─── Information supplied ───

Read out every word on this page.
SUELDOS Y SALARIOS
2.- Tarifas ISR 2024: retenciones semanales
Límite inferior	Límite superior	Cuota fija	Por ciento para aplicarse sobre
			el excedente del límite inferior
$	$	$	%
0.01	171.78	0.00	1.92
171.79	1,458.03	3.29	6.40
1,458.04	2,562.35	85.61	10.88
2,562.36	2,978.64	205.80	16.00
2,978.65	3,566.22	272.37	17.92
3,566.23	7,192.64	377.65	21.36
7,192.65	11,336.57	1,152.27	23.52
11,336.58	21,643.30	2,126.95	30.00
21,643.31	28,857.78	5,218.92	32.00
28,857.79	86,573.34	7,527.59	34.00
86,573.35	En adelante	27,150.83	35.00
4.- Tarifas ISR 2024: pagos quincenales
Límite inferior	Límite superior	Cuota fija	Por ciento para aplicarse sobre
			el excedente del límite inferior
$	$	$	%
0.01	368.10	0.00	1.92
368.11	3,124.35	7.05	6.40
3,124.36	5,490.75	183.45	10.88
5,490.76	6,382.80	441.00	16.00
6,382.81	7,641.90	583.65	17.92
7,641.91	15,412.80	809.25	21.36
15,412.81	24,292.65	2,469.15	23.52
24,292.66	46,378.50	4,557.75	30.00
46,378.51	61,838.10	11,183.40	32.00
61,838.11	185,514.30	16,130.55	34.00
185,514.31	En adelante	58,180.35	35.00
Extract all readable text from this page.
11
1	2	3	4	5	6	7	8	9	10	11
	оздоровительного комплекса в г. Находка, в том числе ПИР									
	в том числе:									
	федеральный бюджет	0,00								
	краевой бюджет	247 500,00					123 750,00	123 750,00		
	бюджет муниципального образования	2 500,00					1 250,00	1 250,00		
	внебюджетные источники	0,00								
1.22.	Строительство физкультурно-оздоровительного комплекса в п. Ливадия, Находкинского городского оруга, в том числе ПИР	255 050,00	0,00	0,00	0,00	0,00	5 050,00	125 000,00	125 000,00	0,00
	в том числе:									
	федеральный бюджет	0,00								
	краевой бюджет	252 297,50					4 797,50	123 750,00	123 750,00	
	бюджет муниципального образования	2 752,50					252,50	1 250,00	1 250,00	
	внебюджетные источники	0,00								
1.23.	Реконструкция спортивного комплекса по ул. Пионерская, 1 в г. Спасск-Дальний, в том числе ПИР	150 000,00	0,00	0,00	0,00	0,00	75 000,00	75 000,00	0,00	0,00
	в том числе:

───

_Written request:_
Copy exactly the line containing "Extract all readable text from this page." and every line after it, ending with the last line of the records above.

_Task response:_
Extract all readable text from this page.
11
1	2	3	4	5	6	7	8	9	10	11
	оздоровительного комплекса в г. Находка, в том числе ПИР									
	в том числе:									
	федеральный бюджет	0,00								
	краевой бюджет	247 500,00					123 750,00	123 750,00		
	бюджет муниципального образования	2 500,00					1 250,00	1 250,00		
	внебюджетные источники	0,00								
1.22.	Строительство физкультурно-оздоровительного комплекса в п. Ливадия, Находкинского городского оруга, в том числе ПИР	255 050,00	0,00	0,00	0,00	0,00	5 050,00	125 000,00	125 000,00	0,00
	в том числе:									
	федеральный бюджет	0,00								
	краевой бюджет	252 297,50					4 797,50	123 750,00	123 750,00	
	бюджет муниципального образования	2 752,50					252,50	1 250,00	1 250,00	
	внебюджетные источники	0,00								
1.23.	Реконструкция спортивного комплекса по ул. Пионерская, 1 в г. Спасск-Дальний, в том числе ПИР	150 000,00	0,00	0,00	0,00	0,00	75 000,00	75 000,00	0,00	0,00
	в том числе:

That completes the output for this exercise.